Required work: Could you copy every line from the material below in which "total" appears?

Extracted data entries:

※

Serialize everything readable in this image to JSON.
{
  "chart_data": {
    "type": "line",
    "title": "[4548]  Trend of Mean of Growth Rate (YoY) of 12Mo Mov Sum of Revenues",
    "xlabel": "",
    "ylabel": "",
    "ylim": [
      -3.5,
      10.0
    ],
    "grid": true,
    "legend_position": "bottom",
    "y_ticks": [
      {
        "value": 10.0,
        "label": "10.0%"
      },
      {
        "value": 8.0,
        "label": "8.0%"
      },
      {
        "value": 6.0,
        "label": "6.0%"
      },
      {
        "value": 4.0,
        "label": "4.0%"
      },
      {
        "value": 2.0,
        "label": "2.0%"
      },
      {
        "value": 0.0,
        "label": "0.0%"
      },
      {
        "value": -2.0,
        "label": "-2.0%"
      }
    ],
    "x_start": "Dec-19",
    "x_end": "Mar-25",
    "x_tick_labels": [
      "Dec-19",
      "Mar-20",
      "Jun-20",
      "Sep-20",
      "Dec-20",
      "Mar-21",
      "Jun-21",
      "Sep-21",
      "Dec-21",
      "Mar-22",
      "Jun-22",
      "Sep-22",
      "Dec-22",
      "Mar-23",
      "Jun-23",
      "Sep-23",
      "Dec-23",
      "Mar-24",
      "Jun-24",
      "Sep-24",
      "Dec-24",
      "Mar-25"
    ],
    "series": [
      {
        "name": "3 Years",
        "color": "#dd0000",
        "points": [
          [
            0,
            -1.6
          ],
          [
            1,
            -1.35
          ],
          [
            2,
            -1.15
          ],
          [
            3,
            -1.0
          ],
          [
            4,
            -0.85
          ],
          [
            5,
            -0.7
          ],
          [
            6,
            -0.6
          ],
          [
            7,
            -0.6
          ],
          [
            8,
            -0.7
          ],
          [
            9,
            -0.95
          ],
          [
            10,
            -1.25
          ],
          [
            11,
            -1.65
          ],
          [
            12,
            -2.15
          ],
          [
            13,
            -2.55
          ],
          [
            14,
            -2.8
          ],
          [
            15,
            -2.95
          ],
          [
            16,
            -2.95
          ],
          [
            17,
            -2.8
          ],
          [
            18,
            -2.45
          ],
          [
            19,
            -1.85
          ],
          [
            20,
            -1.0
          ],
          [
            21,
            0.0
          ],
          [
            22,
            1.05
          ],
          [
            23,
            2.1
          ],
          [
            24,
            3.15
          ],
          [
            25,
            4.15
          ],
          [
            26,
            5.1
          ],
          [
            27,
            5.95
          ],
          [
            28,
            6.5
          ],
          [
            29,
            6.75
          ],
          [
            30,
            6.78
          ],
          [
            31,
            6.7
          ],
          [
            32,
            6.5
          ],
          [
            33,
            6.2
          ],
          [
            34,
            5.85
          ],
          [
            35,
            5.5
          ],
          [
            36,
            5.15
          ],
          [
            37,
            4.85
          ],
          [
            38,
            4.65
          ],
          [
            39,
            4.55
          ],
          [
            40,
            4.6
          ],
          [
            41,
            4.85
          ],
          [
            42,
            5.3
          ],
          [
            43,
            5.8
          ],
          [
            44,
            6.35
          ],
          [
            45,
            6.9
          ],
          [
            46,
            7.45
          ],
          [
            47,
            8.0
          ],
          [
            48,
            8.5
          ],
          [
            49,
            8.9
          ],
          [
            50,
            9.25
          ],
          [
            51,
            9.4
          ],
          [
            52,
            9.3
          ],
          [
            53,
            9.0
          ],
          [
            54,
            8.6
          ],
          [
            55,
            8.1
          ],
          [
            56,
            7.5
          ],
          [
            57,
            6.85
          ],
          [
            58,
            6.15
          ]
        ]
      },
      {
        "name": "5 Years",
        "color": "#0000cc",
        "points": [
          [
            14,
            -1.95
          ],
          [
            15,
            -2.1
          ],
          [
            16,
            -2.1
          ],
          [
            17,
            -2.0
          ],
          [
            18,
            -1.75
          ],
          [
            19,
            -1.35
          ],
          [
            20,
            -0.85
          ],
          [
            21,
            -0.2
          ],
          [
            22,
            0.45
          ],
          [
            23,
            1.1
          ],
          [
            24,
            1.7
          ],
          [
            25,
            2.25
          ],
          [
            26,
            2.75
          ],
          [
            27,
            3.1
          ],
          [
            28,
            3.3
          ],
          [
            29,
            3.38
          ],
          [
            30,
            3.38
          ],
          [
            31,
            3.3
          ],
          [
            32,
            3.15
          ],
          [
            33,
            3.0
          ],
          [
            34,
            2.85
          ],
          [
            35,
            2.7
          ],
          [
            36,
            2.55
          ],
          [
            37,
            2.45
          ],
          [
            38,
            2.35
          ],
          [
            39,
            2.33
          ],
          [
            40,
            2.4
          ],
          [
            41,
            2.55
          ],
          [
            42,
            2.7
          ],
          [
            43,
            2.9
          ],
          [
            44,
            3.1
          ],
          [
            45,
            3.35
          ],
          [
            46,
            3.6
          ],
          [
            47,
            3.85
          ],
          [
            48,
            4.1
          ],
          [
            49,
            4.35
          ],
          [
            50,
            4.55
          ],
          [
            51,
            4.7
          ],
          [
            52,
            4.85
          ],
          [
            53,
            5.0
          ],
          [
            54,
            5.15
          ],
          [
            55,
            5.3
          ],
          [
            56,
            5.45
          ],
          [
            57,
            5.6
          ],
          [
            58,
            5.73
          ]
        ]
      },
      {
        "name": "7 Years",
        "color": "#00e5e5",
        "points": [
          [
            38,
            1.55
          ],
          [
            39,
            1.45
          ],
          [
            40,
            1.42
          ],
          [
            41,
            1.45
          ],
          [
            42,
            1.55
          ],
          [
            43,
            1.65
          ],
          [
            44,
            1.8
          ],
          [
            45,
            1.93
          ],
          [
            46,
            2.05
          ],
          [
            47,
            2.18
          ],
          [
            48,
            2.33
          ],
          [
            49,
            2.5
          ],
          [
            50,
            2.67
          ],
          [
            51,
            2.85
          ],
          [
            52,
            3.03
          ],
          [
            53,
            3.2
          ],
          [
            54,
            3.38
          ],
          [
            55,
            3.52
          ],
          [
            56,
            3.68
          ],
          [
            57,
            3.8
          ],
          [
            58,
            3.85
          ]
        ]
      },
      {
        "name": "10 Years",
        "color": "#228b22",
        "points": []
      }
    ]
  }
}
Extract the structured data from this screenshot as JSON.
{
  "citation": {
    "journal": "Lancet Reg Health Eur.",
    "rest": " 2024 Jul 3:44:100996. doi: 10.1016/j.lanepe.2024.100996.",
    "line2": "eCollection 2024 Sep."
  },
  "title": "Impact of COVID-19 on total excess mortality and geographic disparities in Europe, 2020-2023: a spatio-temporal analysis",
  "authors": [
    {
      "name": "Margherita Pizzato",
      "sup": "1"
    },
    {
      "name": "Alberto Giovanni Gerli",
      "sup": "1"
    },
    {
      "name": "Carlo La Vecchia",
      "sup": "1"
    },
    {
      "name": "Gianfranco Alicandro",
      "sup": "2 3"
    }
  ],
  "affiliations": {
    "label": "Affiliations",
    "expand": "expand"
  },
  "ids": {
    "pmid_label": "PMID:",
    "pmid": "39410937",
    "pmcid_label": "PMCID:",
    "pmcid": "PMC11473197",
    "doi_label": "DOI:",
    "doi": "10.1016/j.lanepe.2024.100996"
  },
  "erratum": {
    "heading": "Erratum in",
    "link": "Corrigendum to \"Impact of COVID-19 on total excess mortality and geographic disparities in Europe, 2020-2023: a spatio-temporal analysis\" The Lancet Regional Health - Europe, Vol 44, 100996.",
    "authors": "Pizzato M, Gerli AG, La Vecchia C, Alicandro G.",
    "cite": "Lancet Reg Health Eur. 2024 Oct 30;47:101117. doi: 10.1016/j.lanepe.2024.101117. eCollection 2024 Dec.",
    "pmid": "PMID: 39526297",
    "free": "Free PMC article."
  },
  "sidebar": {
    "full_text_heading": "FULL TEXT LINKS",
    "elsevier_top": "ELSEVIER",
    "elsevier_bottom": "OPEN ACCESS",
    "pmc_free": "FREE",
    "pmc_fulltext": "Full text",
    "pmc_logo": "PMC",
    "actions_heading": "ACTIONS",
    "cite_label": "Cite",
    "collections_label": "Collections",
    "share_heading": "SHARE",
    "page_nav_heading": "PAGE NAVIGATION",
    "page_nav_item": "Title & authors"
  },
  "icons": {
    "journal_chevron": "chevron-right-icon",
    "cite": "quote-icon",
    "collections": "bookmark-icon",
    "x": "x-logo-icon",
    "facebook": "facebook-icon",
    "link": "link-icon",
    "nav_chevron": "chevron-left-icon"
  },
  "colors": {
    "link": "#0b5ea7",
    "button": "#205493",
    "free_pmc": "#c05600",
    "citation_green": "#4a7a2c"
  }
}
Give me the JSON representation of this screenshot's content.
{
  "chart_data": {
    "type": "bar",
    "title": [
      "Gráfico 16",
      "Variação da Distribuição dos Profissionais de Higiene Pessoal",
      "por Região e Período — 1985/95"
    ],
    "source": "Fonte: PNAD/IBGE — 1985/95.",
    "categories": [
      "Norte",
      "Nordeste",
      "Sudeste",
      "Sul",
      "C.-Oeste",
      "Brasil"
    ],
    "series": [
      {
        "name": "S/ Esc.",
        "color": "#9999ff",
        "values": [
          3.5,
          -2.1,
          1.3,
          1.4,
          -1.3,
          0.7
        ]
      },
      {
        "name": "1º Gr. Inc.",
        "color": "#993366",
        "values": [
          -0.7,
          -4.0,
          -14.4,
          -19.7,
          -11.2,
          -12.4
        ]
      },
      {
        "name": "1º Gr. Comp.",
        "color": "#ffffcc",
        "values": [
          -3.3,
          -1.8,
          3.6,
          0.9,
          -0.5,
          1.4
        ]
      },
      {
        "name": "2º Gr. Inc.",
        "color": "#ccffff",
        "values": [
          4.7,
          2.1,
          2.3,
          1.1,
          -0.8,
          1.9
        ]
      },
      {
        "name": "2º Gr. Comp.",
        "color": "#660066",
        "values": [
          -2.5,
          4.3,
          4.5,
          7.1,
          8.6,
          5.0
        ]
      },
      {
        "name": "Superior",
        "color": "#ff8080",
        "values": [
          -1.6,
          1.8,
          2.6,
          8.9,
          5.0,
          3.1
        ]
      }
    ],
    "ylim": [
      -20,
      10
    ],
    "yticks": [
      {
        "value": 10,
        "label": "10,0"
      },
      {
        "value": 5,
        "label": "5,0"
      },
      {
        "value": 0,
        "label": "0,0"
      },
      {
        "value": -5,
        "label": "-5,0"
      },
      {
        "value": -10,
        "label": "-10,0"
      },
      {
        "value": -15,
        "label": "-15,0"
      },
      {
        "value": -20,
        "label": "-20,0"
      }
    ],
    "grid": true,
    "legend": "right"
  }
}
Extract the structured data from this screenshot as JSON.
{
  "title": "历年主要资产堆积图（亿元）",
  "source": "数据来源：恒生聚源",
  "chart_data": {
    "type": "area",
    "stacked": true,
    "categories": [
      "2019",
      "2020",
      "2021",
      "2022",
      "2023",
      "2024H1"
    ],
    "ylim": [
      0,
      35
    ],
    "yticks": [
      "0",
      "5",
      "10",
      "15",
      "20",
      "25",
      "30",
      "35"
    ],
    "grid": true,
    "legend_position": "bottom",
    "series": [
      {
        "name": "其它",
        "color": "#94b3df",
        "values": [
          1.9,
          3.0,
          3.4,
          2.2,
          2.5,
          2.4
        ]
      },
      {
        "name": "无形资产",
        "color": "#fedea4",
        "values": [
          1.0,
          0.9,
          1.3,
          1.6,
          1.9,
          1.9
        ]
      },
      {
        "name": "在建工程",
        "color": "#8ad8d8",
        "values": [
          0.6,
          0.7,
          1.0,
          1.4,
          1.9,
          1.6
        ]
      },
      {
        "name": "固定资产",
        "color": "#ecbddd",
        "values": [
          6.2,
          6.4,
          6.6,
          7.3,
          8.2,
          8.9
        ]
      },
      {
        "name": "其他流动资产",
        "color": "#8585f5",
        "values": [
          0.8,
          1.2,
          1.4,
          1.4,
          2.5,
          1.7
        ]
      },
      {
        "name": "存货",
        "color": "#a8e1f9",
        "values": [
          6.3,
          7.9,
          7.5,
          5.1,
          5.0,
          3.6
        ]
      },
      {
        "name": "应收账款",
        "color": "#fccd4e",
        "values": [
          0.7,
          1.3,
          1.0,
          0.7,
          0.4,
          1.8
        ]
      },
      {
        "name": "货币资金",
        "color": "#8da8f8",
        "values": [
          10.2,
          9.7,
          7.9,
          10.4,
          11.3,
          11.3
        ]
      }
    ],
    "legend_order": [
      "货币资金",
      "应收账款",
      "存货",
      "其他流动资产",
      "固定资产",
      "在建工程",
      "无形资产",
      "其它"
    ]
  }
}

※

Exercise result:
  "title": "Impact of COVID-19 on total excess mortality and geographic disparities in Europe, 2020-2023: a spatio-temporal analysis",
    "link": "Corrigendum to \"Impact of COVID-19 on total excess mortality and geographic disparities in Europe, 2020-2023: a spatio-temporal analysis\" The Lancet Regional Health - Europe, Vol 44, 100996.",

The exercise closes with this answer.